Some records
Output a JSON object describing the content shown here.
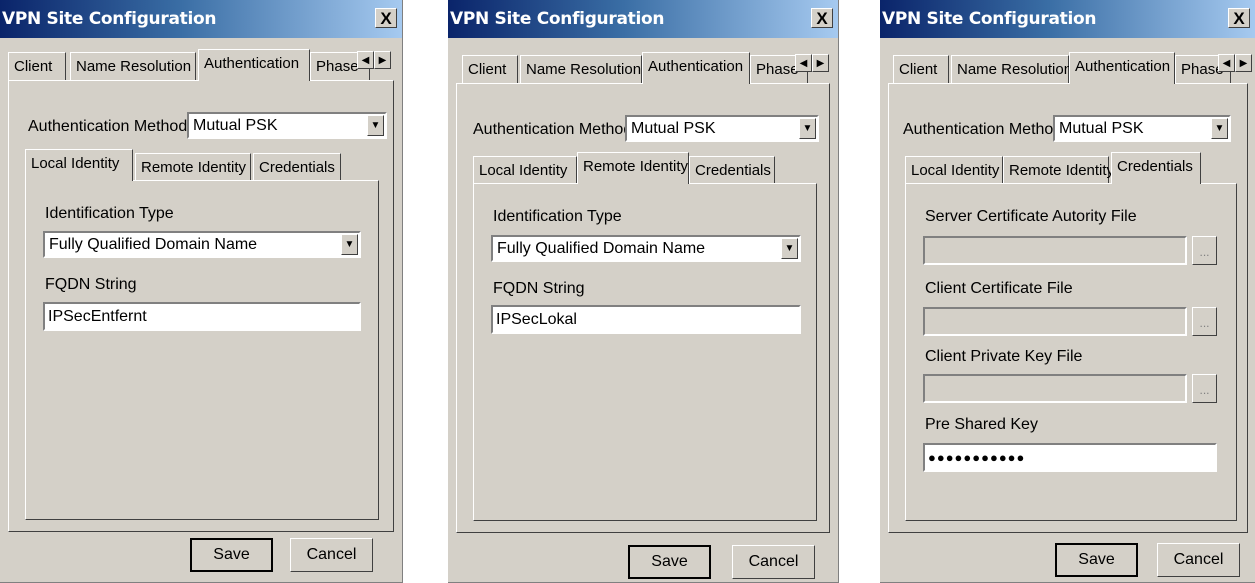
{
  "windows": [
    {
      "title": "VPN Site Configuration",
      "close_label": "X",
      "tabs": [
        "Client",
        "Name Resolution",
        "Authentication",
        "Phase"
      ],
      "active_tab": "Authentication",
      "auth_method_label": "Authentication Method",
      "auth_method_value": "Mutual PSK",
      "inner_tabs": [
        "Local Identity",
        "Remote Identity",
        "Credentials"
      ],
      "active_inner_tab": "Local Identity",
      "identification_type_label": "Identification Type",
      "identification_type_value": "Fully Qualified Domain Name",
      "fqdn_label": "FQDN String",
      "fqdn_value": "IPSecEntfernt",
      "save_label": "Save",
      "cancel_label": "Cancel"
    },
    {
      "title": "VPN Site Configuration",
      "close_label": "X",
      "tabs": [
        "Client",
        "Name Resolution",
        "Authentication",
        "Phase"
      ],
      "active_tab": "Authentication",
      "auth_method_label": "Authentication Method",
      "auth_method_value": "Mutual PSK",
      "inner_tabs": [
        "Local Identity",
        "Remote Identity",
        "Credentials"
      ],
      "active_inner_tab": "Remote Identity",
      "identification_type_label": "Identification Type",
      "identification_type_value": "Fully Qualified Domain Name",
      "fqdn_label": "FQDN String",
      "fqdn_value": "IPSecLokal",
      "save_label": "Save",
      "cancel_label": "Cancel"
    },
    {
      "title": "VPN Site Configuration",
      "close_label": "X",
      "tabs": [
        "Client",
        "Name Resolution",
        "Authentication",
        "Phase"
      ],
      "active_tab": "Authentication",
      "auth_method_label": "Authentication Method",
      "auth_method_value": "Mutual PSK",
      "inner_tabs": [
        "Local Identity",
        "Remote Identity",
        "Credentials"
      ],
      "active_inner_tab": "Credentials",
      "server_ca_label": "Server Certificate Autority File",
      "server_ca_value": "",
      "client_cert_label": "Client Certificate File",
      "client_cert_value": "",
      "client_key_label": "Client Private Key File",
      "client_key_value": "",
      "browse_label": "...",
      "psk_label": "Pre Shared Key",
      "psk_value": "●●●●●●●●●●●",
      "save_label": "Save",
      "cancel_label": "Cancel"
    }
  ],
  "icons": {
    "tab_scroll_left": "◀",
    "tab_scroll_right": "▶",
    "dropdown_arrow": "▼"
  }
}
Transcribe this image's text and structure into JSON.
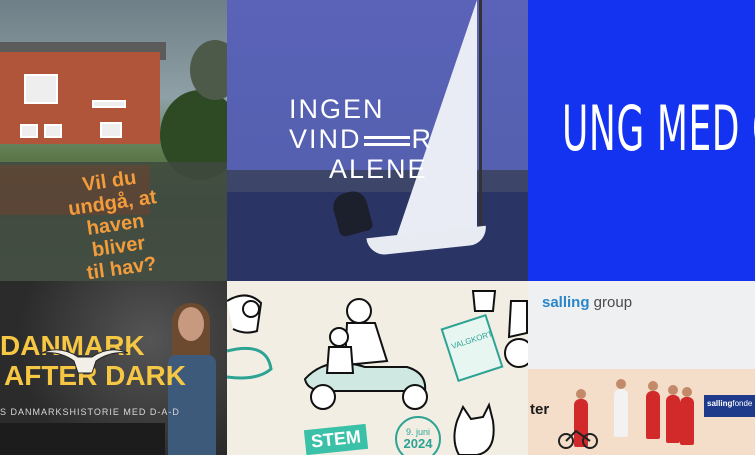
{
  "tiles": [
    {
      "id": "tile-garden-flood",
      "overlay_text_lines": [
        "Vil du",
        "undgå, at",
        "haven",
        "bliver",
        "til hav?"
      ]
    },
    {
      "id": "tile-sailing",
      "headline_lines": [
        "INGEN",
        "VIND",
        "R",
        "ALENE"
      ]
    },
    {
      "id": "tile-ung-med-os",
      "headline": "UNG MED OS"
    },
    {
      "id": "tile-danmark-after-dark",
      "title_lines": [
        "DANMARK",
        "AFTER DARK"
      ],
      "subline": "S DANMARKSHISTORIE MED D-A-D"
    },
    {
      "id": "tile-stem-illustration",
      "stem_label": "STEM",
      "date_line1": "9. juni",
      "date_line2": "2024",
      "stamp_text": "VALGKORT"
    },
    {
      "id": "tile-salling-group",
      "logo_bold": "salling",
      "logo_rest": " group",
      "promo_text": "ter",
      "board_bold": "salling",
      "board_rest": "fonde"
    }
  ],
  "colors": {
    "blue_tile": "#1333f0",
    "sailing_bg": "#5a63b8",
    "orange_text": "#f29c3b",
    "gold_text": "#f6c743",
    "teal": "#2da394",
    "salling_blue": "#2a86c8"
  }
}
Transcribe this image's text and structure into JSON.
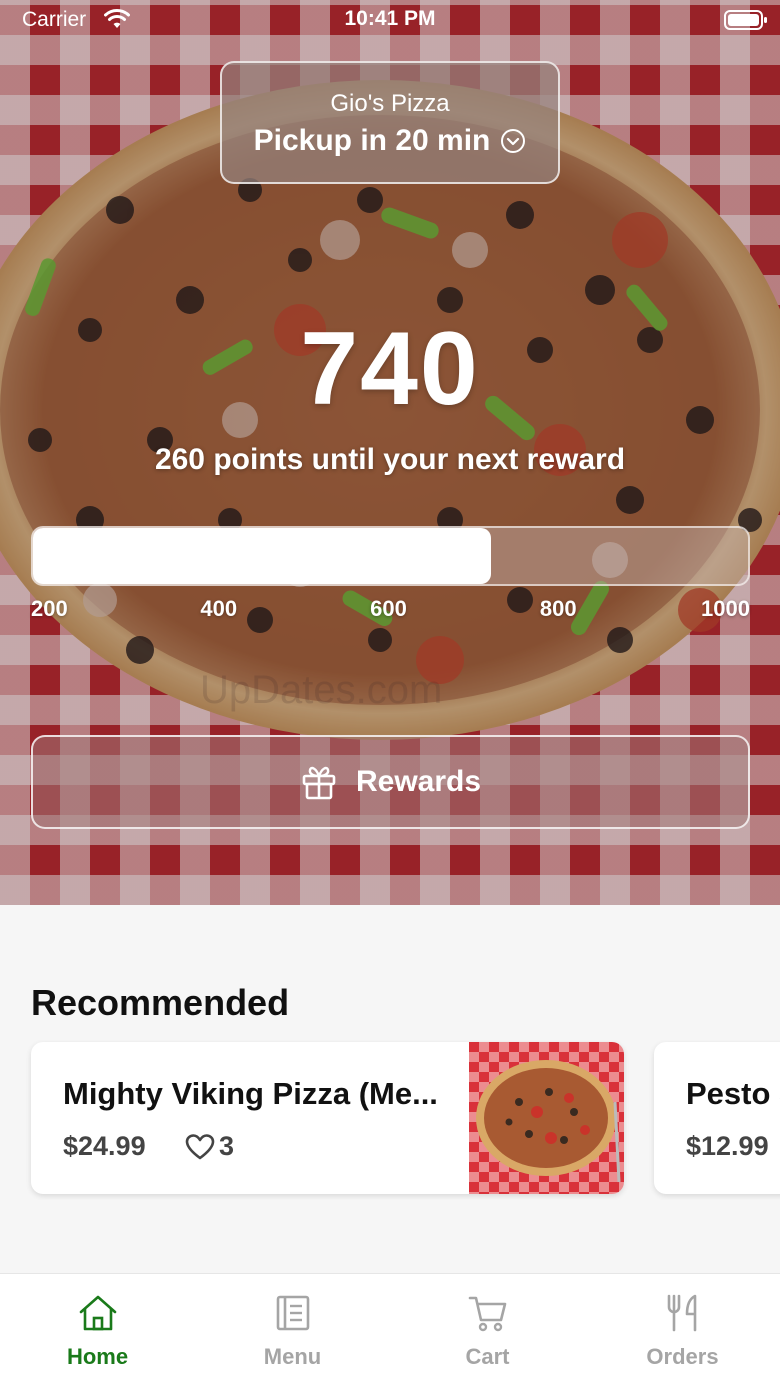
{
  "status_bar": {
    "carrier": "Carrier",
    "time": "10:41 PM"
  },
  "location": {
    "store_name": "Gio's Pizza",
    "pickup": "Pickup in 20 min"
  },
  "rewards": {
    "points": "740",
    "subtitle": "260 points until your next reward",
    "progress_fraction": 0.64,
    "ticks": [
      "200",
      "400",
      "600",
      "800",
      "1000"
    ],
    "button_label": "Rewards"
  },
  "watermark": "UpDates.com",
  "recommended": {
    "title": "Recommended",
    "items": [
      {
        "name": "Mighty Viking Pizza (Me...",
        "price": "$24.99",
        "likes": "3"
      },
      {
        "name": "Pesto S",
        "price": "$12.99"
      }
    ]
  },
  "tabs": [
    {
      "label": "Home",
      "icon": "home-icon",
      "active": true
    },
    {
      "label": "Menu",
      "icon": "menu-icon",
      "active": false
    },
    {
      "label": "Cart",
      "icon": "cart-icon",
      "active": false
    },
    {
      "label": "Orders",
      "icon": "orders-icon",
      "active": false
    }
  ],
  "colors": {
    "accent": "#1a7a1a",
    "inactive_tab": "#a5a5a5",
    "tablecloth_red": "#b8272f"
  }
}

* _PROBLEM DETAILS_
All the records need to be repeated exactly, with the images dropped.

* _CORRECT RESULT_
Output a JSON object describing the content shown here.
{
  "windows": [
    {
      "title": "VPN Site Configuration",
      "close_label": "X",
      "tabs": [
        "Client",
        "Name Resolution",
        "Authentication",
        "Phase"
      ],
      "active_tab": "Authentication",
      "auth_method_label": "Authentication Method",
      "auth_method_value": "Mutual PSK",
      "inner_tabs": [
        "Local Identity",
        "Remote Identity",
        "Credentials"
      ],
      "active_inner_tab": "Local Identity",
      "identification_type_label": "Identification Type",
      "identification_type_value": "Fully Qualified Domain Name",
      "fqdn_label": "FQDN String",
      "fqdn_value": "IPSecEntfernt",
      "save_label": "Save",
      "cancel_label": "Cancel"
    },
    {
      "title": "VPN Site Configuration",
      "close_label": "X",
      "tabs": [
        "Client",
        "Name Resolution",
        "Authentication",
        "Phase"
      ],
      "active_tab": "Authentication",
      "auth_method_label": "Authentication Method",
      "auth_method_value": "Mutual PSK",
      "inner_tabs": [
        "Local Identity",
        "Remote Identity",
        "Credentials"
      ],
      "active_inner_tab": "Remote Identity",
      "identification_type_label": "Identification Type",
      "identification_type_value": "Fully Qualified Domain Name",
      "fqdn_label": "FQDN String",
      "fqdn_value": "IPSecLokal",
      "save_label": "Save",
      "cancel_label": "Cancel"
    },
    {
      "title": "VPN Site Configuration",
      "close_label": "X",
      "tabs": [
        "Client",
        "Name Resolution",
        "Authentication",
        "Phase"
      ],
      "active_tab": "Authentication",
      "auth_method_label": "Authentication Method",
      "auth_method_value": "Mutual PSK",
      "inner_tabs": [
        "Local Identity",
        "Remote Identity",
        "Credentials"
      ],
      "active_inner_tab": "Credentials",
      "server_ca_label": "Server Certificate Autority File",
      "server_ca_value": "",
      "client_cert_label": "Client Certificate File",
      "client_cert_value": "",
      "client_key_label": "Client Private Key File",
      "client_key_value": "",
      "browse_label": "...",
      "psk_label": "Pre Shared Key",
      "psk_value": "●●●●●●●●●●●",
      "save_label": "Save",
      "cancel_label": "Cancel"
    }
  ],
  "icons": {
    "tab_scroll_left": "◀",
    "tab_scroll_right": "▶",
    "dropdown_arrow": "▼"
  }
}
Transcribe this image's text and structure into JSON.
{
  "tiles": [
    {
      "id": "tile-garden-flood",
      "overlay_text_lines": [
        "Vil du",
        "undgå, at",
        "haven",
        "bliver",
        "til hav?"
      ]
    },
    {
      "id": "tile-sailing",
      "headline_lines": [
        "INGEN",
        "VIND",
        "R",
        "ALENE"
      ]
    },
    {
      "id": "tile-ung-med-os",
      "headline": "UNG MED OS"
    },
    {
      "id": "tile-danmark-after-dark",
      "title_lines": [
        "DANMARK",
        "AFTER DARK"
      ],
      "subline": "S DANMARKSHISTORIE MED D-A-D"
    },
    {
      "id": "tile-stem-illustration",
      "stem_label": "STEM",
      "date_line1": "9. juni",
      "date_line2": "2024",
      "stamp_text": "VALGKORT"
    },
    {
      "id": "tile-salling-group",
      "logo_bold": "salling",
      "logo_rest": " group",
      "promo_text": "ter",
      "board_bold": "salling",
      "board_rest": "fonde"
    }
  ],
  "colors": {
    "blue_tile": "#1333f0",
    "sailing_bg": "#5a63b8",
    "orange_text": "#f29c3b",
    "gold_text": "#f6c743",
    "teal": "#2da394",
    "salling_blue": "#2a86c8"
  }
}
Transcribe this image's text and structure into JSON.
{
  "status_bar": {
    "carrier": "Carrier",
    "time": "10:41 PM"
  },
  "location": {
    "store_name": "Gio's Pizza",
    "pickup": "Pickup in 20 min"
  },
  "rewards": {
    "points": "740",
    "subtitle": "260 points until your next reward",
    "progress_fraction": 0.64,
    "ticks": [
      "200",
      "400",
      "600",
      "800",
      "1000"
    ],
    "button_label": "Rewards"
  },
  "watermark": "UpDates.com",
  "recommended": {
    "title": "Recommended",
    "items": [
      {
        "name": "Mighty Viking Pizza (Me...",
        "price": "$24.99",
        "likes": "3"
      },
      {
        "name": "Pesto S",
        "price": "$12.99"
      }
    ]
  },
  "tabs": [
    {
      "label": "Home",
      "icon": "home-icon",
      "active": true
    },
    {
      "label": "Menu",
      "icon": "menu-icon",
      "active": false
    },
    {
      "label": "Cart",
      "icon": "cart-icon",
      "active": false
    },
    {
      "label": "Orders",
      "icon": "orders-icon",
      "active": false
    }
  ],
  "colors": {
    "accent": "#1a7a1a",
    "inactive_tab": "#a5a5a5",
    "tablecloth_red": "#b8272f"
  }
}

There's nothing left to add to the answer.